> **TASKS TO COMPLETE**
- A) Answer these questions using the letter from Israel on the crime of incitement:
(i) Which 2007 act brought the crime of incitement up to date in England and Wales?
(ii) Which article of the International Covenant on Civil and Political Rights covers the prohibition of advocacy of hatred?
(iii) From what does Israel deduct amounts equivalent to what the PA pays to the families of terrorists?
- B) Rewrite the part of the letter on the crime of incitement that starts with "Well, you must" and goes on through "families of terrorists.", replacing "stipends" with "payments".
- C) Continue the letter on the crime of incitement from its last sentence.

> **DOCUMENT EXTRACT**
<<<<
Howard Epstein

HOWARD EPSTEIN – LETTER FROM ISRAEL – The crime of incitement

HOWARD EPSTEIN – LETTER FROM ISRAEL – The crime of incitement

The crime of incitement, the encouragement of another person to commit a crime, derives from the common law, which itself arises from the beginnings of modern English history with the Norman invasion of 1066. It was brought up to date in England and Wales by the 2007 Serious Crime Act, with the statutory offence of encouraging or assisting crime. This is not a uniquely British concept of wrong-doing: since 1966 it has had international recognition. By Article 20 of the International Covenant on Civil and Political Rights (ICCPR), any advocacy of national, racial or religious hatred that constitutes incitement to discrimination, hostility or violence is to be prohibited by law.

Well, you must be thinking, why – or, more relevantly, where – would it not be a crime to encourage others to commit a crime? Answer: in the would-be state of Palestine.

The Palestinians’ leaders are a people apart from the international community. They not only incite crime; they positively reward it by paying stipends to the families of Palestinians killed or imprisoned by Israel for carrying out terrorist attacks. Now, it should be explained that Israel rumbled them years ago and deducts from the tax revenues it collects on behalf of the Palestinians on their imports and exports amounts equivalent to the proceeds of crime that the PA pays to the families of terrorists.
>>>>
> **EXERCISE DATA**
<<<<
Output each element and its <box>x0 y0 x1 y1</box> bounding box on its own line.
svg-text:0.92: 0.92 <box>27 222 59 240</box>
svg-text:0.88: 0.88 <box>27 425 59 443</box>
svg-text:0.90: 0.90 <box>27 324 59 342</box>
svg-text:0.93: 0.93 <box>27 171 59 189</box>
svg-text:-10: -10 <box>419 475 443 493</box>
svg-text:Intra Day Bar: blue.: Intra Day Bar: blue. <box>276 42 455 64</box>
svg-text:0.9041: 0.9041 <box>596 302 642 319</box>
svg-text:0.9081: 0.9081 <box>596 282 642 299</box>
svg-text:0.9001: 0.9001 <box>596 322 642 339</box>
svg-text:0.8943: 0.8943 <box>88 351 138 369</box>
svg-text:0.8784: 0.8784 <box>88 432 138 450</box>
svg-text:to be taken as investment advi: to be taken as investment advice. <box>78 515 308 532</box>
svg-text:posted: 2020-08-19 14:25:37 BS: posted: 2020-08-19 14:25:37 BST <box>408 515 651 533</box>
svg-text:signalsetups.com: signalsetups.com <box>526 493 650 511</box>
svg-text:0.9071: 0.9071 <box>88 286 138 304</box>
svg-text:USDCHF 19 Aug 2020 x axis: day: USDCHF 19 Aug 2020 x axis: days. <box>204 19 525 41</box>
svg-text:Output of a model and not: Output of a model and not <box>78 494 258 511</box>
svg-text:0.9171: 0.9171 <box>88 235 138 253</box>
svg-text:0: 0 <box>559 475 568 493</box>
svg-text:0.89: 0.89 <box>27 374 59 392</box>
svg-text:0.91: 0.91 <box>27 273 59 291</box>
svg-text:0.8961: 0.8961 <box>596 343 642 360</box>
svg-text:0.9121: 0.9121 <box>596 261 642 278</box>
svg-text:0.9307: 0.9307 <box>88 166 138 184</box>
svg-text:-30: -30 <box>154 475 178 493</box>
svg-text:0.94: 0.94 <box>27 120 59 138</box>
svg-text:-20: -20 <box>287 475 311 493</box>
>>>>
> **PER-TASK ANSWERS**
- A)
(i) The 2007 Serious Crime Act.
(ii) Article 20.
(iii) The tax revenues Israel collects on behalf of the Palestinians on their imports and exports.

- B)
Well, you must be thinking, why – or, more relevantly, where – would it not be a crime to encourage others to commit a crime? Answer: in the would-be state of Palestine.

The Palestinians’ leaders are a people apart from the international community. They not only incite crime; they positively reward it by paying payments to the families of Palestinians killed or imprisoned by Israel for carrying out terrorist attacks. Now, it should be explained that Israel rumbled them years ago and deducts from the tax revenues it collects on behalf of the Palestinians on their imports and exports amounts equivalent to the proceeds of crime that the PA pays to the families of terrorists.

- C)
Yet, the Palestinians show no sign of abandoning their wholly immoral practice, for on Tuesday of this week there was to be a meeting in Norway of donor countries in which PA Prime Minister, Mohammad Shtayyeh, was to ask the donors to his supplicant entity to pressurise Israel to stop making those deductions. We shall see whether the signatories to Article 20 of the ICCPR, act consistently – or cravenly – towards their Palestinian dependants.

Of course, the donor system is hard-wired into Palestinian life. Without it there just would not be such a form of life at all. But it has been faltering. In 2008, the global community contributed an all-time high figure of $1.2 billion to the PA. This year, according to the World Bank, donor funds are expected to aggregate only $184 million. Not only are the donor countries less well-heeled after almost two years of the pandemic, but also the Gulf nations, the backbone of the Abraham Accords, are losing interest in Palestine and the Palestinians, for, increasingly, they appear to be out of step with progress.

It is plain that poverty is a hallmark of Palestinism, but they are not the only Israeli neighbours where poverty, penury and destitution is the curse of society. The ultimate example of the failed state is Syria, an emaciated, depleted and largely destroyed remnant of its former self. Another is Lebanon, which has suffered for years under the yoke of Hezbollah, Iran’s proxy army. Wherever Iran goes, a failed state will not be far behind, as is the case in Yemen and Syria today.

Iran is not only a dead hand upon other nations. It is failing at home too, with insufficient water to maintain rural and agricultural life. Before long, we are likely to see a repeat of the phenomenon that led to the Syrian Civil War: rural communities leaving the land that can no longer support them and decamping to the cities, which perforce too are unable to support them.

Readers of The Times (of London) last week, will have detected a similar story evolving in Turkey, and more dramatically, with rural families treading in dread lest they fall into massive sink-holes forming spontaneously, swallowing up whole fields, homes and part villages.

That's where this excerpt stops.